--- Begin ---
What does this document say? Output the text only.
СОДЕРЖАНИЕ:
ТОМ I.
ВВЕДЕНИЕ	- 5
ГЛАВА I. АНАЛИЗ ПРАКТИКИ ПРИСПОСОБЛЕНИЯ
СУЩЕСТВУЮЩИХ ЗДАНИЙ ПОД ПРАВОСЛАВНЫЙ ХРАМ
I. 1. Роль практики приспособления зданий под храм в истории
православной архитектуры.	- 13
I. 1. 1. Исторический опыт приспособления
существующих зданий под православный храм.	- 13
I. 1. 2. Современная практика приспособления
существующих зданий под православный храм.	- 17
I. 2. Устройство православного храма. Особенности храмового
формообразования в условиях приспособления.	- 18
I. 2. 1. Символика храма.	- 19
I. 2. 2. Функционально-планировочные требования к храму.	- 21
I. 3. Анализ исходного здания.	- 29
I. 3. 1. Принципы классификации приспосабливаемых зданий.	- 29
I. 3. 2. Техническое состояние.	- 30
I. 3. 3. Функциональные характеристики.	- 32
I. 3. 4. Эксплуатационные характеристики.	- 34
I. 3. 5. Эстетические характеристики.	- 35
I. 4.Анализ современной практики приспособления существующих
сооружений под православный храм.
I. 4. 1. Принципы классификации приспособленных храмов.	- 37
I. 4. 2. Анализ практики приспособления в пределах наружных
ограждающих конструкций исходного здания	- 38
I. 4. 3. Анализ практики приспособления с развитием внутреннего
--- End ---
* **Exercise requirements**
Using the listing above, reproduce each line without omission.

* **Full solution**
What does this document say? Output the text only.
СОДЕРЖАНИЕ:
ТОМ I.
ВВЕДЕНИЕ	- 5
ГЛАВА I. АНАЛИЗ ПРАКТИКИ ПРИСПОСОБЛЕНИЯ
СУЩЕСТВУЮЩИХ ЗДАНИЙ ПОД ПРАВОСЛАВНЫЙ ХРАМ
I. 1. Роль практики приспособления зданий под храм в истории
православной архитектуры.	- 13
I. 1. 1. Исторический опыт приспособления
существующих зданий под православный храм.	- 13
I. 1. 2. Современная практика приспособления
существующих зданий под православный храм.	- 17
I. 2. Устройство православного храма. Особенности храмового
формообразования в условиях приспособления.	- 18
I. 2. 1. Символика храма.	- 19
I. 2. 2. Функционально-планировочные требования к храму.	- 21
I. 3. Анализ исходного здания.	- 29
I. 3. 1. Принципы классификации приспосабливаемых зданий.	- 29
I. 3. 2. Техническое состояние.	- 30
I. 3. 3. Функциональные характеристики.	- 32
I. 3. 4. Эксплуатационные характеристики.	- 34
I. 3. 5. Эстетические характеристики.	- 35
I. 4.Анализ современной практики приспособления существующих
сооружений под православный храм.
I. 4. 1. Принципы классификации приспособленных храмов.	- 37
I. 4. 2. Анализ практики приспособления в пределах наружных
ограждающих конструкций исходного здания	- 38
I. 4. 3. Анализ практики приспособления с развитием внутреннего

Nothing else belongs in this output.